To do: Arrange all of the data below as a numbered list, one line per entry, skipping any blank lines and leaving out the pictures.
⁂
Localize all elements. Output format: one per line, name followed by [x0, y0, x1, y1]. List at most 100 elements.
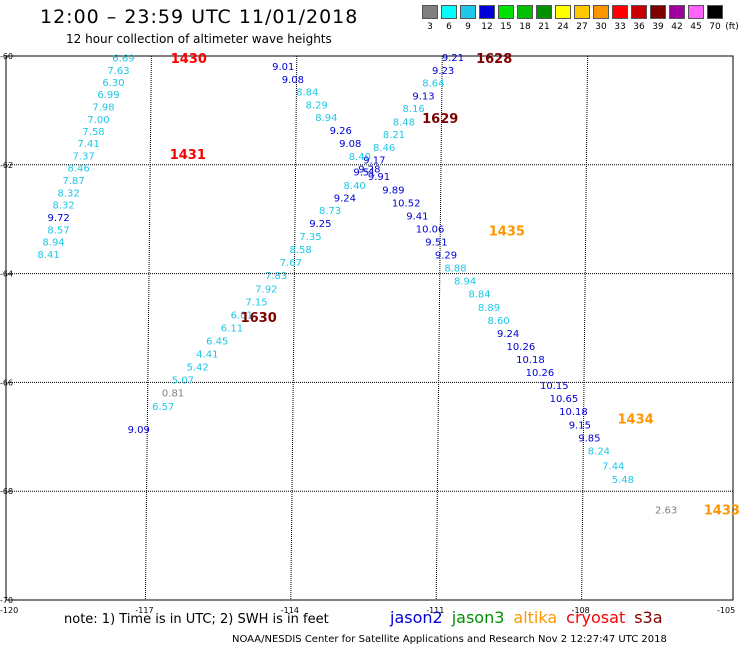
- legend-swatch-70: [707, 5, 723, 19]
- footer-credit: NOAA/NESDIS Center for Satellite Applica…: [232, 634, 667, 645]
- wave-height-value: 10.65: [550, 394, 579, 405]
- wave-height-value: 8.84: [468, 290, 490, 301]
- legend-label: 36: [633, 22, 645, 32]
- legend-swatch-12: [479, 5, 495, 19]
- meridian-line: [144, 55, 152, 601]
- wave-height-value: 9.51: [353, 167, 375, 178]
- wave-height-value: 6.69: [112, 54, 134, 65]
- wave-height-value: 6.99: [97, 90, 119, 101]
- wave-height-value: 9.41: [406, 211, 428, 222]
- lat-tick-label: -66: [0, 378, 13, 387]
- wave-height-value: 9.08: [282, 75, 304, 86]
- edge-tick-label: -120: [0, 606, 18, 615]
- wave-height-value: 8.57: [47, 226, 69, 237]
- legend-label: 42: [671, 22, 683, 32]
- pass-time-label: 1431: [170, 148, 206, 163]
- lat-tick-label: -68: [0, 487, 13, 496]
- legend-label: 18: [519, 22, 531, 32]
- wave-height-value: 5.42: [186, 363, 208, 374]
- wave-height-value: 6.45: [206, 337, 228, 348]
- lon-tick-label: -111: [426, 606, 444, 615]
- legend-swatch-36: [631, 5, 647, 19]
- lon-tick-label: -114: [281, 606, 299, 615]
- wave-height-value: 9.89: [382, 185, 404, 196]
- meridian-line: [581, 55, 589, 601]
- legend-swatch-45: [688, 5, 704, 19]
- wave-height-value: 9.21: [442, 53, 464, 64]
- wave-height-value: 2.63: [655, 506, 677, 517]
- wave-height-value: 9.91: [368, 172, 390, 183]
- wave-height-value: 7.92: [255, 284, 277, 295]
- legend-swatch-9: [460, 5, 476, 19]
- pass-time-labels: 1430 1431 1628 1629 1630 1435 1434 1433: [170, 52, 740, 519]
- wave-height-value: 6.57: [152, 402, 174, 413]
- wave-height-value: 9.25: [309, 219, 331, 230]
- wave-height-value: 9.28: [358, 165, 380, 176]
- satellite-jason2: jason2: [390, 608, 443, 627]
- legend-label: 21: [538, 22, 550, 32]
- legend-label: 24: [557, 22, 569, 32]
- wave-height-value: 8.29: [306, 100, 328, 111]
- wave-height-value: 5.07: [172, 376, 194, 387]
- wave-height-value: 8.94: [315, 113, 337, 124]
- wave-height-value: 8.84: [296, 87, 318, 98]
- wave-height-value: 8.48: [393, 117, 415, 128]
- satellite-s3a: s3a: [634, 608, 663, 627]
- wave-height-value: 7.41: [77, 139, 99, 150]
- legend-swatch-21: [536, 5, 552, 19]
- meridian-line: [290, 55, 298, 601]
- wave-height-value: 9.23: [432, 66, 454, 77]
- meridian-line: [435, 55, 443, 601]
- wave-height-value: 6.11: [221, 323, 243, 334]
- wave-height-value: 8.46: [373, 143, 395, 154]
- legend-swatch-3: [422, 5, 438, 19]
- legend-swatch-6: [441, 5, 457, 19]
- wave-height-value: 10.06: [416, 224, 445, 235]
- legend-label: 45: [690, 22, 702, 32]
- wave-height-value: 7.67: [280, 258, 302, 269]
- wave-height-value: 8.88: [444, 264, 466, 275]
- legend-swatch-33: [612, 5, 628, 19]
- wave-height-value: 10.52: [392, 198, 421, 209]
- wave-height-value: 7.15: [245, 297, 267, 308]
- wave-height-value: 8.64: [422, 79, 444, 90]
- note-text: note: 1) Time is in UTC; 2) SWH is in fe…: [64, 612, 329, 627]
- wave-height-value: 9.85: [578, 433, 600, 444]
- pass-time-label: 1435: [489, 225, 525, 240]
- legend-label: 39: [652, 22, 664, 32]
- wave-height-value: 8.89: [478, 303, 500, 314]
- wave-height-value: 10.18: [516, 355, 545, 366]
- wave-height-value: 8.21: [383, 130, 405, 141]
- legend-label: 30: [595, 22, 607, 32]
- legend-label: 27: [576, 22, 588, 32]
- wave-height-value: 8.94: [454, 277, 476, 288]
- wave-height-value: 8.16: [403, 104, 425, 115]
- map-frame: [5, 55, 734, 601]
- wave-height-value: 4.41: [196, 350, 218, 361]
- wave-height-value: 7.44: [602, 462, 624, 473]
- legend-label: 9: [465, 22, 471, 32]
- lon-tick-label: -117: [135, 606, 153, 615]
- legend-swatch-42: [669, 5, 685, 19]
- wave-height-value: 9.17: [363, 155, 385, 166]
- wave-height-labels: 6.697.636.306.997.987.007.587.417.378.46…: [37, 53, 677, 517]
- wave-height-value: 6.01: [231, 310, 253, 321]
- wave-height-value: 8.58: [290, 245, 312, 256]
- lat-tick-label: -64: [0, 270, 13, 279]
- map-grid: -117 -114 -111 -108 -62 -64 -66 -68 -60 -70-120 -1…: [0, 52, 735, 615]
- chart-title: 12:00 – 23:59 UTC 11/01/2018: [40, 6, 359, 28]
- wave-height-value: 0.81: [162, 389, 184, 400]
- legend-label: 6: [446, 22, 452, 32]
- wave-height-value: 7.37: [72, 152, 94, 163]
- wave-height-value: 10.26: [526, 368, 555, 379]
- wave-height-value: 8.32: [58, 189, 80, 200]
- wave-height-value: 10.26: [507, 342, 536, 353]
- wave-height-value: 9.08: [339, 139, 361, 150]
- wave-height-value: 9.26: [330, 126, 352, 137]
- legend-swatch-30: [593, 5, 609, 19]
- wave-height-value: 7.83: [265, 271, 287, 282]
- wave-height-value: 10.15: [540, 381, 569, 392]
- pass-time-label: 1629: [422, 112, 458, 127]
- wave-height-value: 9.01: [272, 62, 294, 73]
⁂
Answer in full:
1. Localize all elements. Output format: one per line, name followed by [x0, y0, x1, y1]. List at most 100 elements.
2. - legend-swatch-70: [707, 5, 723, 19]
3. - footer-credit: NOAA/NESDIS Center for Satellite Applica…: [232, 634, 667, 645]
4. - wave-height-value: 10.65: [550, 394, 579, 405]
5. - wave-height-value: 8.84: [468, 290, 490, 301]
6. - legend-label: 36: [633, 22, 645, 32]
7. - legend-swatch-12: [479, 5, 495, 19]
8. - meridian-line: [144, 55, 152, 601]
9. - wave-height-value: 9.51: [353, 167, 375, 178]
10. - wave-height-value: 6.69: [112, 54, 134, 65]
11. - wave-height-value: 6.99: [97, 90, 119, 101]
12. - wave-height-value: 9.41: [406, 211, 428, 222]
13. - lat-tick-label: -66: [0, 378, 13, 387]
14. - wave-height-value: 9.08: [282, 75, 304, 86]
15. - edge-tick-label: -120: [0, 606, 18, 615]
16. - wave-height-value: 8.57: [47, 226, 69, 237]
17. - legend-label: 42: [671, 22, 683, 32]
18. - pass-time-label: 1431: [170, 148, 206, 163]
19. - lat-tick-label: -68: [0, 487, 13, 496]
20. - legend-label: 18: [519, 22, 531, 32]
21. - wave-height-value: 5.42: [186, 363, 208, 374]
22. - wave-height-value: 6.45: [206, 337, 228, 348]
23. - lon-tick-label: -111: [426, 606, 444, 615]
24. - legend-swatch-36: [631, 5, 647, 19]
25. - lon-tick-label: -114: [281, 606, 299, 615]
26. - wave-height-value: 9.89: [382, 185, 404, 196]
27. - meridian-line: [581, 55, 589, 601]
28. - legend-swatch-45: [688, 5, 704, 19]
29. - wave-height-value: 9.21: [442, 53, 464, 64]
30. - wave-height-value: 2.63: [655, 506, 677, 517]
31. - wave-height-value: 9.91: [368, 172, 390, 183]
32. - wave-height-value: 7.92: [255, 284, 277, 295]
33. - legend-swatch-9: [460, 5, 476, 19]
34. - pass-time-labels: 1430 1431 1628 1629 1630 1435 1434 1433: [170, 52, 740, 519]
35. - wave-height-value: 6.57: [152, 402, 174, 413]
36. - wave-height-value: 9.25: [309, 219, 331, 230]
37. - wave-height-value: 9.28: [358, 165, 380, 176]
38. - satellite-jason2: jason2: [390, 608, 443, 627]
39. - legend-label: 21: [538, 22, 550, 32]
40. - legend-label: 24: [557, 22, 569, 32]
41. - wave-height-value: 8.29: [306, 100, 328, 111]
42. - wave-height-value: 5.07: [172, 376, 194, 387]
43. - wave-height-value: 8.94: [315, 113, 337, 124]
44. - wave-height-value: 8.84: [296, 87, 318, 98]
45. - wave-height-value: 8.48: [393, 117, 415, 128]
46. - satellite-s3a: s3a: [634, 608, 663, 627]
47. - wave-height-value: 7.41: [77, 139, 99, 150]
48. - legend-swatch-21: [536, 5, 552, 19]
49. - meridian-line: [290, 55, 298, 601]
50. - wave-height-value: 9.23: [432, 66, 454, 77]
51. - meridian-line: [435, 55, 443, 601]
52. - wave-height-value: 6.11: [221, 323, 243, 334]
53. - wave-height-value: 8.46: [373, 143, 395, 154]
54. - legend-swatch-3: [422, 5, 438, 19]
55. - legend-swatch-6: [441, 5, 457, 19]
56. - wave-height-value: 10.06: [416, 224, 445, 235]
57. - legend-label: 45: [690, 22, 702, 32]
58. - wave-height-value: 7.67: [280, 258, 302, 269]
59. - wave-height-value: 8.88: [444, 264, 466, 275]
60. - legend-swatch-33: [612, 5, 628, 19]
61. - wave-height-value: 10.52: [392, 198, 421, 209]
62. - wave-height-value: 7.15: [245, 297, 267, 308]
63. - wave-height-value: 8.64: [422, 79, 444, 90]
64. - note-text: note: 1) Time is in UTC; 2) SWH is in fe…: [64, 612, 329, 627]
65. - wave-height-value: 9.85: [578, 433, 600, 444]
66. - pass-time-label: 1435: [489, 225, 525, 240]
67. - legend-label: 39: [652, 22, 664, 32]
68. - wave-height-value: 8.89: [478, 303, 500, 314]
69. - wave-height-value: 10.18: [516, 355, 545, 366]
70. - wave-height-value: 8.21: [383, 130, 405, 141]
71. - legend-label: 30: [595, 22, 607, 32]
72. - legend-label: 27: [576, 22, 588, 32]
73. - wave-height-value: 8.94: [454, 277, 476, 288]
74. - wave-height-value: 8.16: [403, 104, 425, 115]
75. - map-frame: [5, 55, 734, 601]
76. - wave-height-value: 4.41: [196, 350, 218, 361]
77. - wave-height-value: 7.44: [602, 462, 624, 473]
78. - legend-label: 9: [465, 22, 471, 32]
79. - lon-tick-label: -117: [135, 606, 153, 615]
80. - legend-swatch-42: [669, 5, 685, 19]
81. - wave-height-value: 9.17: [363, 155, 385, 166]
82. - wave-height-labels: 6.697.636.306.997.987.007.587.417.378.46…: [37, 53, 677, 517]
83. - wave-height-value: 6.01: [231, 310, 253, 321]
84. - wave-height-value: 8.58: [290, 245, 312, 256]
85. - lat-tick-label: -64: [0, 270, 13, 279]
86. - map-grid: -117 -114 -111 -108 -62 -64 -66 -68 -60 -70-120 -1…: [0, 52, 735, 615]
87. - chart-title: 12:00 – 23:59 UTC 11/01/2018: [40, 6, 359, 28]
88. - wave-height-value: 0.81: [162, 389, 184, 400]
89. - legend-label: 6: [446, 22, 452, 32]
90. - wave-height-value: 7.37: [72, 152, 94, 163]
91. - wave-height-value: 10.26: [526, 368, 555, 379]
92. - wave-height-value: 8.32: [58, 189, 80, 200]
93. - wave-height-value: 10.26: [507, 342, 536, 353]
94. - wave-height-value: 9.08: [339, 139, 361, 150]
95. - wave-height-value: 9.26: [330, 126, 352, 137]
96. - legend-swatch-30: [593, 5, 609, 19]
97. - wave-height-value: 7.83: [265, 271, 287, 282]
98. - wave-height-value: 10.15: [540, 381, 569, 392]
99. - pass-time-label: 1629: [422, 112, 458, 127]
100. - wave-height-value: 9.01: [272, 62, 294, 73]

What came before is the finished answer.